Given data:
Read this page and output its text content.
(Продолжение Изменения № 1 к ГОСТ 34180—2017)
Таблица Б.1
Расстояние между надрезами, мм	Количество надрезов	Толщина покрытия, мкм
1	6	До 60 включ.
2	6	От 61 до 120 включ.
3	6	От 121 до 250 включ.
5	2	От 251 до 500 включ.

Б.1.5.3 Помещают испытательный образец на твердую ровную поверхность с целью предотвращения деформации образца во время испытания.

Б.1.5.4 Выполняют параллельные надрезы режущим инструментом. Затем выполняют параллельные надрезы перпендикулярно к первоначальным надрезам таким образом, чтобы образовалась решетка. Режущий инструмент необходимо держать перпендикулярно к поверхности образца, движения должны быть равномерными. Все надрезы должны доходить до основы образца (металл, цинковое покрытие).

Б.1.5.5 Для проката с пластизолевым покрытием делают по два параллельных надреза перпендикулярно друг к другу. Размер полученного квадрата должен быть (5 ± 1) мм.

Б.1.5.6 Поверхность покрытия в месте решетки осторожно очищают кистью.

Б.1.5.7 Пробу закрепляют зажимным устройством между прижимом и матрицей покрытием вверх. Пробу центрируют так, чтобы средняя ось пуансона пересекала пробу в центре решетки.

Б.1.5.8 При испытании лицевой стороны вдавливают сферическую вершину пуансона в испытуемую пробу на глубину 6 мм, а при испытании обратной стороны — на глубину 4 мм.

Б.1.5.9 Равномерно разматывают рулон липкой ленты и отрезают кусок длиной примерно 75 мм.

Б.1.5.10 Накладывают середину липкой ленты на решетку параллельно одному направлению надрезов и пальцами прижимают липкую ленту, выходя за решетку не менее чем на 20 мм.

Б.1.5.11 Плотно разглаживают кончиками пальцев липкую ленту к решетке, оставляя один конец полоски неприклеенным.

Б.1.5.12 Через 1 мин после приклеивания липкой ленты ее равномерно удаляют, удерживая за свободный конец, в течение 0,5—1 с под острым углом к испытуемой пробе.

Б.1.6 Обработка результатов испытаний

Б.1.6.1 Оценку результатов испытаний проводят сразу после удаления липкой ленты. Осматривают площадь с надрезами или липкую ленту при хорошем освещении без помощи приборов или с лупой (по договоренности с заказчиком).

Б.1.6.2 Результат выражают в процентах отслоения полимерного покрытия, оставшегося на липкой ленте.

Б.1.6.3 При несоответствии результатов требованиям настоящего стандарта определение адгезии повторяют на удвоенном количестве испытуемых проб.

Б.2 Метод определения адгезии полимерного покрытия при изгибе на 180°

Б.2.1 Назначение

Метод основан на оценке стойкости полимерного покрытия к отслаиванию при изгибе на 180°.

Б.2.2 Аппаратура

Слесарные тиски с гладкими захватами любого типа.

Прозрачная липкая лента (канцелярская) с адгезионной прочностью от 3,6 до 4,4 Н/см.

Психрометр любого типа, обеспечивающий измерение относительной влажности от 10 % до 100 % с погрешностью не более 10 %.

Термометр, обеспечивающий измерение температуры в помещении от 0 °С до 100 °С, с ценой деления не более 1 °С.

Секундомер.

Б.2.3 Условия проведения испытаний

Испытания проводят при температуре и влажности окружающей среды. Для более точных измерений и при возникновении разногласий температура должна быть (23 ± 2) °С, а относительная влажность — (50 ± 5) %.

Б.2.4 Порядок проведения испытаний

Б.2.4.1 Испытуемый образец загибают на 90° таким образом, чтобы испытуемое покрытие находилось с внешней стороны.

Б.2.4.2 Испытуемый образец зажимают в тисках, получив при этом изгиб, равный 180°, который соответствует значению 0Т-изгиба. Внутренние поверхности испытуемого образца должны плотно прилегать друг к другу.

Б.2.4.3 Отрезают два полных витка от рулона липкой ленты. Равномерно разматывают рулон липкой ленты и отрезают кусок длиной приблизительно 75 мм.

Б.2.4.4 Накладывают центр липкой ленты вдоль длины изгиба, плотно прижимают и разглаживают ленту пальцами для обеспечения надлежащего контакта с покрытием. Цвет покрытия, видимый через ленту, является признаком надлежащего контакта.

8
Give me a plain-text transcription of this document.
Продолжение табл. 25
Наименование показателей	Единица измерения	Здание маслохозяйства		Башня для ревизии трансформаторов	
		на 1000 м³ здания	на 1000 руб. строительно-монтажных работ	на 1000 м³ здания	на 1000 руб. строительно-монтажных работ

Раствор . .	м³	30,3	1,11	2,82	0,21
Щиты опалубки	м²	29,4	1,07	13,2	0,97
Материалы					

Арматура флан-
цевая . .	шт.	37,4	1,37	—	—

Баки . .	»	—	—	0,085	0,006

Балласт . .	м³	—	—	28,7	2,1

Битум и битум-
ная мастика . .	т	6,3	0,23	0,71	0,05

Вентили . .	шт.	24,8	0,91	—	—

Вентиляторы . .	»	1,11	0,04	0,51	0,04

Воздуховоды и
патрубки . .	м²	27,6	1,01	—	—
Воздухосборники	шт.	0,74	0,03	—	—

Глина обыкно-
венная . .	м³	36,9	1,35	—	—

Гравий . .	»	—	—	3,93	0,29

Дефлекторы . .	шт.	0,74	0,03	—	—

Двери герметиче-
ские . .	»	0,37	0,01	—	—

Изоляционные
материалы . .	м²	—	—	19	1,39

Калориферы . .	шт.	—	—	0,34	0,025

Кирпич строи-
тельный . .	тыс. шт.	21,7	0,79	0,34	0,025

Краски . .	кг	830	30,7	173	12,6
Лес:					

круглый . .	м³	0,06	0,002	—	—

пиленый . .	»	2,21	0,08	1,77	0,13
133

What you need to do: Return each line of the records above exactly as it reads.

Exercise output:
Read this page and output its text content.
(Продолжение Изменения № 1 к ГОСТ 34180—2017)
Таблица Б.1
Расстояние между надрезами, мм	Количество надрезов	Толщина покрытия, мкм
1	6	До 60 включ.
2	6	От 61 до 120 включ.
3	6	От 121 до 250 включ.
5	2	От 251 до 500 включ.

Б.1.5.3 Помещают испытательный образец на твердую ровную поверхность с целью предотвращения деформации образца во время испытания.

Б.1.5.4 Выполняют параллельные надрезы режущим инструментом. Затем выполняют параллельные надрезы перпендикулярно к первоначальным надрезам таким образом, чтобы образовалась решетка. Режущий инструмент необходимо держать перпендикулярно к поверхности образца, движения должны быть равномерными. Все надрезы должны доходить до основы образца (металл, цинковое покрытие).

Б.1.5.5 Для проката с пластизолевым покрытием делают по два параллельных надреза перпендикулярно друг к другу. Размер полученного квадрата должен быть (5 ± 1) мм.

Б.1.5.6 Поверхность покрытия в месте решетки осторожно очищают кистью.

Б.1.5.7 Пробу закрепляют зажимным устройством между прижимом и матрицей покрытием вверх. Пробу центрируют так, чтобы средняя ось пуансона пересекала пробу в центре решетки.

Б.1.5.8 При испытании лицевой стороны вдавливают сферическую вершину пуансона в испытуемую пробу на глубину 6 мм, а при испытании обратной стороны — на глубину 4 мм.

Б.1.5.9 Равномерно разматывают рулон липкой ленты и отрезают кусок длиной примерно 75 мм.

Б.1.5.10 Накладывают середину липкой ленты на решетку параллельно одному направлению надрезов и пальцами прижимают липкую ленту, выходя за решетку не менее чем на 20 мм.

Б.1.5.11 Плотно разглаживают кончиками пальцев липкую ленту к решетке, оставляя один конец полоски неприклеенным.

Б.1.5.12 Через 1 мин после приклеивания липкой ленты ее равномерно удаляют, удерживая за свободный конец, в течение 0,5—1 с под острым углом к испытуемой пробе.

Б.1.6 Обработка результатов испытаний

Б.1.6.1 Оценку результатов испытаний проводят сразу после удаления липкой ленты. Осматривают площадь с надрезами или липкую ленту при хорошем освещении без помощи приборов или с лупой (по договоренности с заказчиком).

Б.1.6.2 Результат выражают в процентах отслоения полимерного покрытия, оставшегося на липкой ленте.

Б.1.6.3 При несоответствии результатов требованиям настоящего стандарта определение адгезии повторяют на удвоенном количестве испытуемых проб.

Б.2 Метод определения адгезии полимерного покрытия при изгибе на 180°

Б.2.1 Назначение

Метод основан на оценке стойкости полимерного покрытия к отслаиванию при изгибе на 180°.

Б.2.2 Аппаратура

Слесарные тиски с гладкими захватами любого типа.

Прозрачная липкая лента (канцелярская) с адгезионной прочностью от 3,6 до 4,4 Н/см.

Психрометр любого типа, обеспечивающий измерение относительной влажности от 10 % до 100 % с погрешностью не более 10 %.

Термометр, обеспечивающий измерение температуры в помещении от 0 °С до 100 °С, с ценой деления не более 1 °С.

Секундомер.

Б.2.3 Условия проведения испытаний

Испытания проводят при температуре и влажности окружающей среды. Для более точных измерений и при возникновении разногласий температура должна быть (23 ± 2) °С, а относительная влажность — (50 ± 5) %.

Б.2.4 Порядок проведения испытаний

Б.2.4.1 Испытуемый образец загибают на 90° таким образом, чтобы испытуемое покрытие находилось с внешней стороны.

Б.2.4.2 Испытуемый образец зажимают в тисках, получив при этом изгиб, равный 180°, который соответствует значению 0Т-изгиба. Внутренние поверхности испытуемого образца должны плотно прилегать друг к другу.

Б.2.4.3 Отрезают два полных витка от рулона липкой ленты. Равномерно разматывают рулон липкой ленты и отрезают кусок длиной приблизительно 75 мм.

Б.2.4.4 Накладывают центр липкой ленты вдоль длины изгиба, плотно прижимают и разглаживают ленту пальцами для обеспечения надлежащего контакта с покрытием. Цвет покрытия, видимый через ленту, является признаком надлежащего контакта.

8
Give me a plain-text transcription of this document.
Продолжение табл. 25
Наименование показателей	Единица измерения	Здание маслохозяйства		Башня для ревизии трансформаторов	
		на 1000 м³ здания	на 1000 руб. строительно-монтажных работ	на 1000 м³ здания	на 1000 руб. строительно-монтажных работ

Раствор . .	м³	30,3	1,11	2,82	0,21
Щиты опалубки	м²	29,4	1,07	13,2	0,97
Материалы					

Арматура флан-
цевая . .	шт.	37,4	1,37	—	—

Баки . .	»	—	—	0,085	0,006

Балласт . .	м³	—	—	28,7	2,1

Битум и битум-
ная мастика . .	т	6,3	0,23	0,71	0,05

Вентили . .	шт.	24,8	0,91	—	—

Вентиляторы . .	»	1,11	0,04	0,51	0,04

Воздуховоды и
патрубки . .	м²	27,6	1,01	—	—
Воздухосборники	шт.	0,74	0,03	—	—

Глина обыкно-
венная . .	м³	36,9	1,35	—	—

Гравий . .	»	—	—	3,93	0,29

Дефлекторы . .	шт.	0,74	0,03	—	—

Двери герметиче-
ские . .	»	0,37	0,01	—	—

Изоляционные
материалы . .	м²	—	—	19	1,39

Калориферы . .	шт.	—	—	0,34	0,025

Кирпич строи-
тельный . .	тыс. шт.	21,7	0,79	0,34	0,025

Краски . .	кг	830	30,7	173	12,6
Лес:					

круглый . .	м³	0,06	0,002	—	—

пиленый . .	»	2,21	0,08	1,77	0,13
133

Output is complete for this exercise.